"""

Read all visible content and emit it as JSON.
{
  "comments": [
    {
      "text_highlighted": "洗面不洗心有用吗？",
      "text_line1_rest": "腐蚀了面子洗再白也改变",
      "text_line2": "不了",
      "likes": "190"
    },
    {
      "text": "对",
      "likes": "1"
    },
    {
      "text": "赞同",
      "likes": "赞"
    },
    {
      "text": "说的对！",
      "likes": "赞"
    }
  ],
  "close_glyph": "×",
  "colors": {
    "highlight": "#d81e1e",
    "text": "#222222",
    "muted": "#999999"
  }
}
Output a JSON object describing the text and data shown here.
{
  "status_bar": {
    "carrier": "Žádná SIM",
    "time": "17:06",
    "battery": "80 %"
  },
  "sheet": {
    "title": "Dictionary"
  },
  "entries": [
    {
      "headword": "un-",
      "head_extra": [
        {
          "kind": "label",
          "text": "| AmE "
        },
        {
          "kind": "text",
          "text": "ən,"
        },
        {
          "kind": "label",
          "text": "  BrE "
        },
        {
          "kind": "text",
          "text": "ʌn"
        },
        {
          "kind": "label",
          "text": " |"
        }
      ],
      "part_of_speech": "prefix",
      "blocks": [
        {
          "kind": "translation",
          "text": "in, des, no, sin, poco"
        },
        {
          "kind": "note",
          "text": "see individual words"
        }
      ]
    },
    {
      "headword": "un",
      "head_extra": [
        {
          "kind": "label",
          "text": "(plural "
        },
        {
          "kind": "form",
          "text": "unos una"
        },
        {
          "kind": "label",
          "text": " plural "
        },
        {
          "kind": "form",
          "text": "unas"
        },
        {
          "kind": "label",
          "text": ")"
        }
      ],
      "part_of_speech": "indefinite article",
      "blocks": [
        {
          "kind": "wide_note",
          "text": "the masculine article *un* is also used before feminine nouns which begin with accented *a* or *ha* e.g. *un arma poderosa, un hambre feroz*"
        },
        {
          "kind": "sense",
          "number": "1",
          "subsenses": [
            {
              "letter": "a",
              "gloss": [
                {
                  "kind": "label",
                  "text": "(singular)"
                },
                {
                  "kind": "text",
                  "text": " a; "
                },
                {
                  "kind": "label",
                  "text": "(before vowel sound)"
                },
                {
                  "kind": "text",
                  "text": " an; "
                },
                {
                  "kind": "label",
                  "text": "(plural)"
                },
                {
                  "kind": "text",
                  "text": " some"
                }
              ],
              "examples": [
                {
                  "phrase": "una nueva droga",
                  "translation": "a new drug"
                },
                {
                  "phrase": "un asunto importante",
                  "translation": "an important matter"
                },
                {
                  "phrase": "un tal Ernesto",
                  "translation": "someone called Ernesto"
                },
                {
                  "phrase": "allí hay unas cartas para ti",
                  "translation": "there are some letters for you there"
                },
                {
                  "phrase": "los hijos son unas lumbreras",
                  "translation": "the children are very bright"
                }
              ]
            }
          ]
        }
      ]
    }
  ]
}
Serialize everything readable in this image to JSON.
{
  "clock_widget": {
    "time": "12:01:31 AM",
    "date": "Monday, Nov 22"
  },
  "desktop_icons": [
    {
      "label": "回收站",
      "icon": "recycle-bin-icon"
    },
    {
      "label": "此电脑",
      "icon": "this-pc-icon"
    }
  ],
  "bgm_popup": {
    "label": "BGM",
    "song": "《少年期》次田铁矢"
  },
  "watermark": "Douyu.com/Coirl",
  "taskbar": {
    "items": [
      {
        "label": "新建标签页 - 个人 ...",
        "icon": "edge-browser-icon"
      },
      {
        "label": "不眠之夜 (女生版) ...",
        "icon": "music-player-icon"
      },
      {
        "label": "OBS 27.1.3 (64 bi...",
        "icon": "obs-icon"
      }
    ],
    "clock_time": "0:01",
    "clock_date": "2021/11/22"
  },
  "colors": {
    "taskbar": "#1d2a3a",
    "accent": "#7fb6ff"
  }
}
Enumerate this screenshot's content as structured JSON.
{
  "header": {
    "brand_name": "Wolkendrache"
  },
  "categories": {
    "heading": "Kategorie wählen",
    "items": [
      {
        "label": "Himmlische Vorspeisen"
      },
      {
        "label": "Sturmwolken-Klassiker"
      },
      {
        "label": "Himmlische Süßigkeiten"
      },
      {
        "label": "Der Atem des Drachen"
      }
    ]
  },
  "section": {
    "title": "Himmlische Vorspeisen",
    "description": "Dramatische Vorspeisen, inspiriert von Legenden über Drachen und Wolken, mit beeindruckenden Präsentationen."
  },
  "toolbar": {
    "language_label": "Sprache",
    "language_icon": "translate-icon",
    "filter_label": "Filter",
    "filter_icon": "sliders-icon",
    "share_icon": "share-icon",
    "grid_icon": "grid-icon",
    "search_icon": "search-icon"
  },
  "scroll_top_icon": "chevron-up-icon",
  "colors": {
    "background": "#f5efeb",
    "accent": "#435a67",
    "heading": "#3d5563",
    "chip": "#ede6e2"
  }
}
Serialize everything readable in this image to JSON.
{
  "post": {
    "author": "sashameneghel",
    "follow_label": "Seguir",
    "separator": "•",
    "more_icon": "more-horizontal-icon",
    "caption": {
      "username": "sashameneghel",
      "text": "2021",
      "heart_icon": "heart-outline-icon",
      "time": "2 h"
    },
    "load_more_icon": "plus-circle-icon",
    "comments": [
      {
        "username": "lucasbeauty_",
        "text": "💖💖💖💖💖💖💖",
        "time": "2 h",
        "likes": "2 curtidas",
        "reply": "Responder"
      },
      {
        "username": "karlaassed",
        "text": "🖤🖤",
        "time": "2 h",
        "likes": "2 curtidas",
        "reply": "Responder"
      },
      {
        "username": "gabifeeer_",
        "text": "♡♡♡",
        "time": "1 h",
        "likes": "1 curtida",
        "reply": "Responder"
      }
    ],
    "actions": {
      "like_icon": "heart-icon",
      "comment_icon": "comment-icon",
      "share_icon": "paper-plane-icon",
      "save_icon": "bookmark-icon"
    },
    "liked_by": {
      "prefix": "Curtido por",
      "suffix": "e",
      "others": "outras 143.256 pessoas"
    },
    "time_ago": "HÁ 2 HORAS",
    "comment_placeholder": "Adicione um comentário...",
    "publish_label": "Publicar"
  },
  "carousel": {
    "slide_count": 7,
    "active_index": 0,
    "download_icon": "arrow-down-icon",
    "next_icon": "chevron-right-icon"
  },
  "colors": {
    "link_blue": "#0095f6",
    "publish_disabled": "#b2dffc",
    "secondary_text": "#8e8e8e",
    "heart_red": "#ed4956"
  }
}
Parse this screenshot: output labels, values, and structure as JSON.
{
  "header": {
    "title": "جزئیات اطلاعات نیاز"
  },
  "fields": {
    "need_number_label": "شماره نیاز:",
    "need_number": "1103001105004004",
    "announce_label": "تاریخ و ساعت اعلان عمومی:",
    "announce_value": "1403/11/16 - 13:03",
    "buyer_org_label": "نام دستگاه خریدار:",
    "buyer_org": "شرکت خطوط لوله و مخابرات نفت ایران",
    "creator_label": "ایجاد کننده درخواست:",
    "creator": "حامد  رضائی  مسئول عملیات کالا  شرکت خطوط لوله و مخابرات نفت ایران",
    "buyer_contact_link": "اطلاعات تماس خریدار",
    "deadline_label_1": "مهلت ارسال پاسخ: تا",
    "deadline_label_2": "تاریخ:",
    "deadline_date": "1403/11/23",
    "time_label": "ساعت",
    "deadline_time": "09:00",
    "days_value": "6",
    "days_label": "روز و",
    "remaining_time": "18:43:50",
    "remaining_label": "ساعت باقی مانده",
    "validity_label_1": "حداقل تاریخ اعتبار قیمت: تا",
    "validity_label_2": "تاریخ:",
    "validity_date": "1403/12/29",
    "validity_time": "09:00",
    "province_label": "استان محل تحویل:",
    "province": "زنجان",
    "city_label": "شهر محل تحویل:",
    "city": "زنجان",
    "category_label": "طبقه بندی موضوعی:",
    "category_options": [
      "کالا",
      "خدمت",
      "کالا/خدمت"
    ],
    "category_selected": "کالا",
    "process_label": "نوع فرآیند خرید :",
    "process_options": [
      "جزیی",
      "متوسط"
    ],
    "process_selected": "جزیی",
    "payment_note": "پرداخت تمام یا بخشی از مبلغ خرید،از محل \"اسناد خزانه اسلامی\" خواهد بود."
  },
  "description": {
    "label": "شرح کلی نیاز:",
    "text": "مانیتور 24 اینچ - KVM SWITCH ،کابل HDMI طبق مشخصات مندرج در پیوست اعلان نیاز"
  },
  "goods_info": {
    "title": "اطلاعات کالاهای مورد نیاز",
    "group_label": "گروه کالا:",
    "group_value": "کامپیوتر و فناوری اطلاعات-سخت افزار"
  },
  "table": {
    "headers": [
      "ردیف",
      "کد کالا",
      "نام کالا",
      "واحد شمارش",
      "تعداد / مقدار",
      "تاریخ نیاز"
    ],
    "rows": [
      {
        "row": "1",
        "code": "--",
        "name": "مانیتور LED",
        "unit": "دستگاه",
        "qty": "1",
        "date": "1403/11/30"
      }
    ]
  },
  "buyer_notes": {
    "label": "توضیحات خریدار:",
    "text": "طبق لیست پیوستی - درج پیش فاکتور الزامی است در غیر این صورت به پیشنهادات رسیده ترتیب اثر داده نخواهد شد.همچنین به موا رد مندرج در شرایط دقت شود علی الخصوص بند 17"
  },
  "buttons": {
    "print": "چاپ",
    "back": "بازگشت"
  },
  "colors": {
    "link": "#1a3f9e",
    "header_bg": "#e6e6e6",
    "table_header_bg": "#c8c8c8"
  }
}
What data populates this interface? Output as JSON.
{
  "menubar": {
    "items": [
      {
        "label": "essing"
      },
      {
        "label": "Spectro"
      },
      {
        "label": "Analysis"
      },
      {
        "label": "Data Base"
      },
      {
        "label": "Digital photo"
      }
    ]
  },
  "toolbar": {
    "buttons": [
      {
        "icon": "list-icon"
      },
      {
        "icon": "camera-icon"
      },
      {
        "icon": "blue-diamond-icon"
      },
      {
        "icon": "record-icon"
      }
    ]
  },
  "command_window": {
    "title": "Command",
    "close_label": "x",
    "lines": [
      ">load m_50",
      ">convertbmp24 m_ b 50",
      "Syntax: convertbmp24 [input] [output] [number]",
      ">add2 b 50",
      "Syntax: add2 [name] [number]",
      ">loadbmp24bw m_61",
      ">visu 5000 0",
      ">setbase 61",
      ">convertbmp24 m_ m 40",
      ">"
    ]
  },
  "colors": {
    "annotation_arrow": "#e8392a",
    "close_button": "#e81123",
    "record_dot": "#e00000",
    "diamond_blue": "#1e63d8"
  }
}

"""

Exercise task: Reproduce the lines word for word, starting at the one holding "What data populates" and ending at the final line of the material above.

Exercise response:
What data populates this interface? Output as JSON.
{
  "menubar": {
    "items": [
      {
        "label": "essing"
      },
      {
        "label": "Spectro"
      },
      {
        "label": "Analysis"
      },
      {
        "label": "Data Base"
      },
      {
        "label": "Digital photo"
      }
    ]
  },
  "toolbar": {
    "buttons": [
      {
        "icon": "list-icon"
      },
      {
        "icon": "camera-icon"
      },
      {
        "icon": "blue-diamond-icon"
      },
      {
        "icon": "record-icon"
      }
    ]
  },
  "command_window": {
    "title": "Command",
    "close_label": "x",
    "lines": [
      ">load m_50",
      ">convertbmp24 m_ b 50",
      "Syntax: convertbmp24 [input] [output] [number]",
      ">add2 b 50",
      "Syntax: add2 [name] [number]",
      ">loadbmp24bw m_61",
      ">visu 5000 0",
      ">setbase 61",
      ">convertbmp24 m_ m 40",
      ">"
    ]
  },
  "colors": {
    "annotation_arrow": "#e8392a",
    "close_button": "#e81123",
    "record_dot": "#e00000",
    "diamond_blue": "#1e63d8"
  }
}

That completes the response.